▶ _INSTRUCTIONS FOR THE TASK_
Your task is to reproduce the entries below word for word.
════
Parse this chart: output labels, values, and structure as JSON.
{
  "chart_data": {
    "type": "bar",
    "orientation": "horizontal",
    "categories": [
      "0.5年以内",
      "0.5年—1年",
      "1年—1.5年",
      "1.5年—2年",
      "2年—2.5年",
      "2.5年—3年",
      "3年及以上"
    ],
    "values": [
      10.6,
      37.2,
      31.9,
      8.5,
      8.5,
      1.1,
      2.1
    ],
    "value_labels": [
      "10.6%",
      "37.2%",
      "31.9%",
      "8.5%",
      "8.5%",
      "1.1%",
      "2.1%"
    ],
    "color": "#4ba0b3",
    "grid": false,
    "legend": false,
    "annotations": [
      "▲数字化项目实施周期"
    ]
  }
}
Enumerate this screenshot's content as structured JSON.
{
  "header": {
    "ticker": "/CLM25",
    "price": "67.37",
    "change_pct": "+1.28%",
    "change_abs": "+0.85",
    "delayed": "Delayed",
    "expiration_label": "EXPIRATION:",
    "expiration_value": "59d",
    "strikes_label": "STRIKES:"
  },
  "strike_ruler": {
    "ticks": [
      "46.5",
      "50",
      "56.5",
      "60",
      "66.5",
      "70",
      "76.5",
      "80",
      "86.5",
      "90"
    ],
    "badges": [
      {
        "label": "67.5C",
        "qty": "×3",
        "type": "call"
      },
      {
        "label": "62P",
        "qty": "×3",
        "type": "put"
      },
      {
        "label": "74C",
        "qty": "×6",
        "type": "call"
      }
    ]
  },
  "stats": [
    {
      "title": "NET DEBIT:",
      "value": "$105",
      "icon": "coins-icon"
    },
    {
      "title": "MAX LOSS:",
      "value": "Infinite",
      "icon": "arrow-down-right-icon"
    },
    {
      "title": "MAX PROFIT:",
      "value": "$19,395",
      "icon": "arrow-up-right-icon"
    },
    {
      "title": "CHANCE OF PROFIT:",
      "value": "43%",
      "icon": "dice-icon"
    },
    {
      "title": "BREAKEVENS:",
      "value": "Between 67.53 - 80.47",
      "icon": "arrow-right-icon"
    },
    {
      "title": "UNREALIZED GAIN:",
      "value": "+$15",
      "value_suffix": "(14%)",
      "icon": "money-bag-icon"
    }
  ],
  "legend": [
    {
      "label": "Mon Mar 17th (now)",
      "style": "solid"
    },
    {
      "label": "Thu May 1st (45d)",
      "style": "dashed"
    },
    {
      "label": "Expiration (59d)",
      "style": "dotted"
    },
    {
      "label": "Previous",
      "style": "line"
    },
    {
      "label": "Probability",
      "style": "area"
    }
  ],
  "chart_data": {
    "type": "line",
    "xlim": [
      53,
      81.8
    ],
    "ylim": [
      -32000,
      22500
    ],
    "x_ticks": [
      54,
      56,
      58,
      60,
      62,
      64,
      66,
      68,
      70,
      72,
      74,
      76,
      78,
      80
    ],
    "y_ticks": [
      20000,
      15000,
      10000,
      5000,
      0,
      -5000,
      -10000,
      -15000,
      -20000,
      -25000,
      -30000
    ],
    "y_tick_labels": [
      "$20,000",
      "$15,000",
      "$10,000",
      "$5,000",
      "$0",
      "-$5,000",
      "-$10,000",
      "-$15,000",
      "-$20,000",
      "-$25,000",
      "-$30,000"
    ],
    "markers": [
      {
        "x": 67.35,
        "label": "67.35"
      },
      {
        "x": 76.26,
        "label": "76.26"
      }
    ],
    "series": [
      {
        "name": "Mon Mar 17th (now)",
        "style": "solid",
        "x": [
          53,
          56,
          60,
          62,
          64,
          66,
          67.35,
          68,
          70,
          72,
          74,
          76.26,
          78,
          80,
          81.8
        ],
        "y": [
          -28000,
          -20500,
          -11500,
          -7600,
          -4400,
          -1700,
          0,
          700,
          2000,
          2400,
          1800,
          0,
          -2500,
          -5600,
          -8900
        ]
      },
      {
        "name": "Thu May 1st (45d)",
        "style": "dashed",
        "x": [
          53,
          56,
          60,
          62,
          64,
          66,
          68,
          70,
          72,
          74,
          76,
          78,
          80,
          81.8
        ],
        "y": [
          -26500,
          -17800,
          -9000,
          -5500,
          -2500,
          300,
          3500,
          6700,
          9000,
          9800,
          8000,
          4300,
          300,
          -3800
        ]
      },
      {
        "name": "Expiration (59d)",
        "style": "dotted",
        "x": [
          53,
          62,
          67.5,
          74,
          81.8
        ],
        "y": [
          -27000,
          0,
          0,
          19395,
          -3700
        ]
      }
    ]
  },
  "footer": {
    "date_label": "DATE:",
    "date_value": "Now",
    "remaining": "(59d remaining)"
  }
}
════
▶ _CORRECT OUTPUT_
Parse this chart: output labels, values, and structure as JSON.
{
  "chart_data": {
    "type": "bar",
    "orientation": "horizontal",
    "categories": [
      "0.5年以内",
      "0.5年—1年",
      "1年—1.5年",
      "1.5年—2年",
      "2年—2.5年",
      "2.5年—3年",
      "3年及以上"
    ],
    "values": [
      10.6,
      37.2,
      31.9,
      8.5,
      8.5,
      1.1,
      2.1
    ],
    "value_labels": [
      "10.6%",
      "37.2%",
      "31.9%",
      "8.5%",
      "8.5%",
      "1.1%",
      "2.1%"
    ],
    "color": "#4ba0b3",
    "grid": false,
    "legend": false,
    "annotations": [
      "▲数字化项目实施周期"
    ]
  }
}
Enumerate this screenshot's content as structured JSON.
{
  "header": {
    "ticker": "/CLM25",
    "price": "67.37",
    "change_pct": "+1.28%",
    "change_abs": "+0.85",
    "delayed": "Delayed",
    "expiration_label": "EXPIRATION:",
    "expiration_value": "59d",
    "strikes_label": "STRIKES:"
  },
  "strike_ruler": {
    "ticks": [
      "46.5",
      "50",
      "56.5",
      "60",
      "66.5",
      "70",
      "76.5",
      "80",
      "86.5",
      "90"
    ],
    "badges": [
      {
        "label": "67.5C",
        "qty": "×3",
        "type": "call"
      },
      {
        "label": "62P",
        "qty": "×3",
        "type": "put"
      },
      {
        "label": "74C",
        "qty": "×6",
        "type": "call"
      }
    ]
  },
  "stats": [
    {
      "title": "NET DEBIT:",
      "value": "$105",
      "icon": "coins-icon"
    },
    {
      "title": "MAX LOSS:",
      "value": "Infinite",
      "icon": "arrow-down-right-icon"
    },
    {
      "title": "MAX PROFIT:",
      "value": "$19,395",
      "icon": "arrow-up-right-icon"
    },
    {
      "title": "CHANCE OF PROFIT:",
      "value": "43%",
      "icon": "dice-icon"
    },
    {
      "title": "BREAKEVENS:",
      "value": "Between 67.53 - 80.47",
      "icon": "arrow-right-icon"
    },
    {
      "title": "UNREALIZED GAIN:",
      "value": "+$15",
      "value_suffix": "(14%)",
      "icon": "money-bag-icon"
    }
  ],
  "legend": [
    {
      "label": "Mon Mar 17th (now)",
      "style": "solid"
    },
    {
      "label": "Thu May 1st (45d)",
      "style": "dashed"
    },
    {
      "label": "Expiration (59d)",
      "style": "dotted"
    },
    {
      "label": "Previous",
      "style": "line"
    },
    {
      "label": "Probability",
      "style": "area"
    }
  ],
  "chart_data": {
    "type": "line",
    "xlim": [
      53,
      81.8
    ],
    "ylim": [
      -32000,
      22500
    ],
    "x_ticks": [
      54,
      56,
      58,
      60,
      62,
      64,
      66,
      68,
      70,
      72,
      74,
      76,
      78,
      80
    ],
    "y_ticks": [
      20000,
      15000,
      10000,
      5000,
      0,
      -5000,
      -10000,
      -15000,
      -20000,
      -25000,
      -30000
    ],
    "y_tick_labels": [
      "$20,000",
      "$15,000",
      "$10,000",
      "$5,000",
      "$0",
      "-$5,000",
      "-$10,000",
      "-$15,000",
      "-$20,000",
      "-$25,000",
      "-$30,000"
    ],
    "markers": [
      {
        "x": 67.35,
        "label": "67.35"
      },
      {
        "x": 76.26,
        "label": "76.26"
      }
    ],
    "series": [
      {
        "name": "Mon Mar 17th (now)",
        "style": "solid",
        "x": [
          53,
          56,
          60,
          62,
          64,
          66,
          67.35,
          68,
          70,
          72,
          74,
          76.26,
          78,
          80,
          81.8
        ],
        "y": [
          -28000,
          -20500,
          -11500,
          -7600,
          -4400,
          -1700,
          0,
          700,
          2000,
          2400,
          1800,
          0,
          -2500,
          -5600,
          -8900
        ]
      },
      {
        "name": "Thu May 1st (45d)",
        "style": "dashed",
        "x": [
          53,
          56,
          60,
          62,
          64,
          66,
          68,
          70,
          72,
          74,
          76,
          78,
          80,
          81.8
        ],
        "y": [
          -26500,
          -17800,
          -9000,
          -5500,
          -2500,
          300,
          3500,
          6700,
          9000,
          9800,
          8000,
          4300,
          300,
          -3800
        ]
      },
      {
        "name": "Expiration (59d)",
        "style": "dotted",
        "x": [
          53,
          62,
          67.5,
          74,
          81.8
        ],
        "y": [
          -27000,
          0,
          0,
          19395,
          -3700
        ]
      }
    ]
  },
  "footer": {
    "date_label": "DATE:",
    "date_value": "Now",
    "remaining": "(59d remaining)"
  }
}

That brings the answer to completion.